Do not include the pictures; repeat the rest of the data exactly.

** START Given information **

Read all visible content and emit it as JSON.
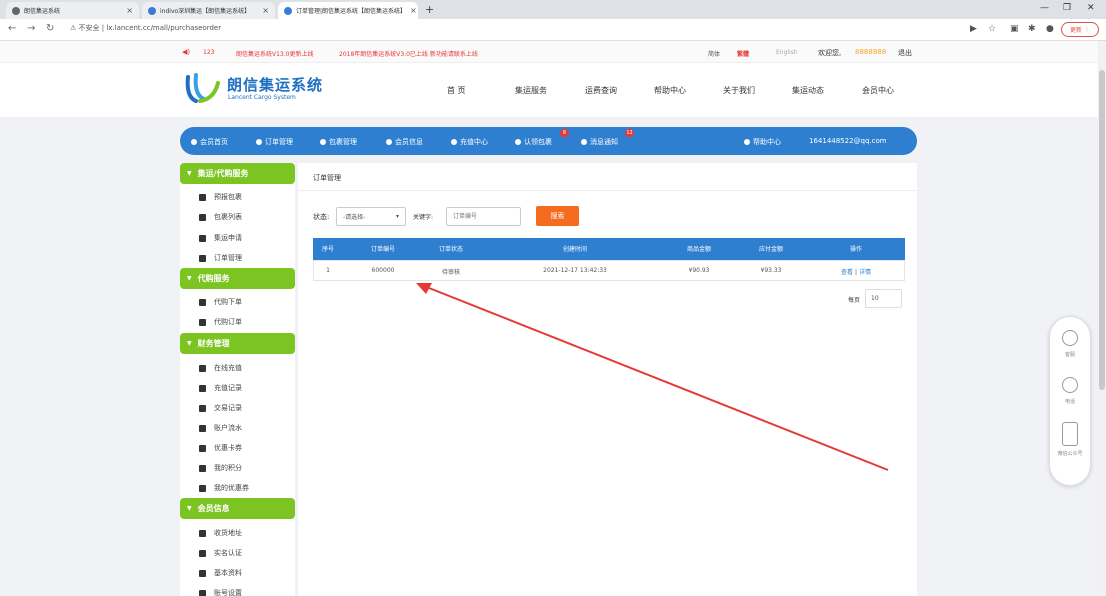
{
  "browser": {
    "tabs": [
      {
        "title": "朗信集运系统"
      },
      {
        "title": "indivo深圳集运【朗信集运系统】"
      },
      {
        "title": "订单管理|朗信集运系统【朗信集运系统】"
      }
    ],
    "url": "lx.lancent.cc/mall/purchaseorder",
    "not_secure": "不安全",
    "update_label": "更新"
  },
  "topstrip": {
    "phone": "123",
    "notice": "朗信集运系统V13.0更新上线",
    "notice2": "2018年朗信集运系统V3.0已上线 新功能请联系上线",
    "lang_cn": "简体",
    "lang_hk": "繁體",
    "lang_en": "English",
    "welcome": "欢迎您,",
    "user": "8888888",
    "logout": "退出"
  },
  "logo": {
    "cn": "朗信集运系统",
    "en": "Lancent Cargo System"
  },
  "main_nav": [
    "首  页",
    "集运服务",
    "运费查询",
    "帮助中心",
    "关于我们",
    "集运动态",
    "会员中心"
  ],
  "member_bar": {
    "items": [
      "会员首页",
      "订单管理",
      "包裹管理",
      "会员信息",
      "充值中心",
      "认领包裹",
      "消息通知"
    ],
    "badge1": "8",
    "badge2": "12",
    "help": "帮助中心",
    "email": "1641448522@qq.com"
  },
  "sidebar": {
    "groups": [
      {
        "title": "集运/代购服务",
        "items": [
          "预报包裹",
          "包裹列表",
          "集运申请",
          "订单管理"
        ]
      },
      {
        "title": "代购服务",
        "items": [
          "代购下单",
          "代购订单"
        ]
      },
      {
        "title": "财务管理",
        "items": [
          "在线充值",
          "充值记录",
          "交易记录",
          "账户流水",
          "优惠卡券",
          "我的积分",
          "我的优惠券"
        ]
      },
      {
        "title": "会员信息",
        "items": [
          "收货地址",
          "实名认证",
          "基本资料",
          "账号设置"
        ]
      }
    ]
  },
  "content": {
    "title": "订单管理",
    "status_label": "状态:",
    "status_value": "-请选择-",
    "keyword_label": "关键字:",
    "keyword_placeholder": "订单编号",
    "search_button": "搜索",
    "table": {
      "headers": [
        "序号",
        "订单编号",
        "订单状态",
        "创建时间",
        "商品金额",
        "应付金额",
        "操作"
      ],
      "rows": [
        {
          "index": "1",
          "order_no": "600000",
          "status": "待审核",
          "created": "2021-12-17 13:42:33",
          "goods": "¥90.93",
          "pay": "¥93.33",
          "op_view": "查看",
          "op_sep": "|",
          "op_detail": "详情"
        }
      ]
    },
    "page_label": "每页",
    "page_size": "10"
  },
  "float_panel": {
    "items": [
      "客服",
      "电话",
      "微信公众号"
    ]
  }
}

** END Given information **

• [Solved exercise]
Read all visible content and emit it as JSON.
{
  "browser": {
    "tabs": [
      {
        "title": "朗信集运系统"
      },
      {
        "title": "indivo深圳集运【朗信集运系统】"
      },
      {
        "title": "订单管理|朗信集运系统【朗信集运系统】"
      }
    ],
    "url": "lx.lancent.cc/mall/purchaseorder",
    "not_secure": "不安全",
    "update_label": "更新"
  },
  "topstrip": {
    "phone": "123",
    "notice": "朗信集运系统V13.0更新上线",
    "notice2": "2018年朗信集运系统V3.0已上线 新功能请联系上线",
    "lang_cn": "简体",
    "lang_hk": "繁體",
    "lang_en": "English",
    "welcome": "欢迎您,",
    "user": "8888888",
    "logout": "退出"
  },
  "logo": {
    "cn": "朗信集运系统",
    "en": "Lancent Cargo System"
  },
  "main_nav": [
    "首  页",
    "集运服务",
    "运费查询",
    "帮助中心",
    "关于我们",
    "集运动态",
    "会员中心"
  ],
  "member_bar": {
    "items": [
      "会员首页",
      "订单管理",
      "包裹管理",
      "会员信息",
      "充值中心",
      "认领包裹",
      "消息通知"
    ],
    "badge1": "8",
    "badge2": "12",
    "help": "帮助中心",
    "email": "1641448522@qq.com"
  },
  "sidebar": {
    "groups": [
      {
        "title": "集运/代购服务",
        "items": [
          "预报包裹",
          "包裹列表",
          "集运申请",
          "订单管理"
        ]
      },
      {
        "title": "代购服务",
        "items": [
          "代购下单",
          "代购订单"
        ]
      },
      {
        "title": "财务管理",
        "items": [
          "在线充值",
          "充值记录",
          "交易记录",
          "账户流水",
          "优惠卡券",
          "我的积分",
          "我的优惠券"
        ]
      },
      {
        "title": "会员信息",
        "items": [
          "收货地址",
          "实名认证",
          "基本资料",
          "账号设置"
        ]
      }
    ]
  },
  "content": {
    "title": "订单管理",
    "status_label": "状态:",
    "status_value": "-请选择-",
    "keyword_label": "关键字:",
    "keyword_placeholder": "订单编号",
    "search_button": "搜索",
    "table": {
      "headers": [
        "序号",
        "订单编号",
        "订单状态",
        "创建时间",
        "商品金额",
        "应付金额",
        "操作"
      ],
      "rows": [
        {
          "index": "1",
          "order_no": "600000",
          "status": "待审核",
          "created": "2021-12-17 13:42:33",
          "goods": "¥90.93",
          "pay": "¥93.33",
          "op_view": "查看",
          "op_sep": "|",
          "op_detail": "详情"
        }
      ]
    },
    "page_label": "每页",
    "page_size": "10"
  },
  "float_panel": {
    "items": [
      "客服",
      "电话",
      "微信公众号"
    ]
  }
}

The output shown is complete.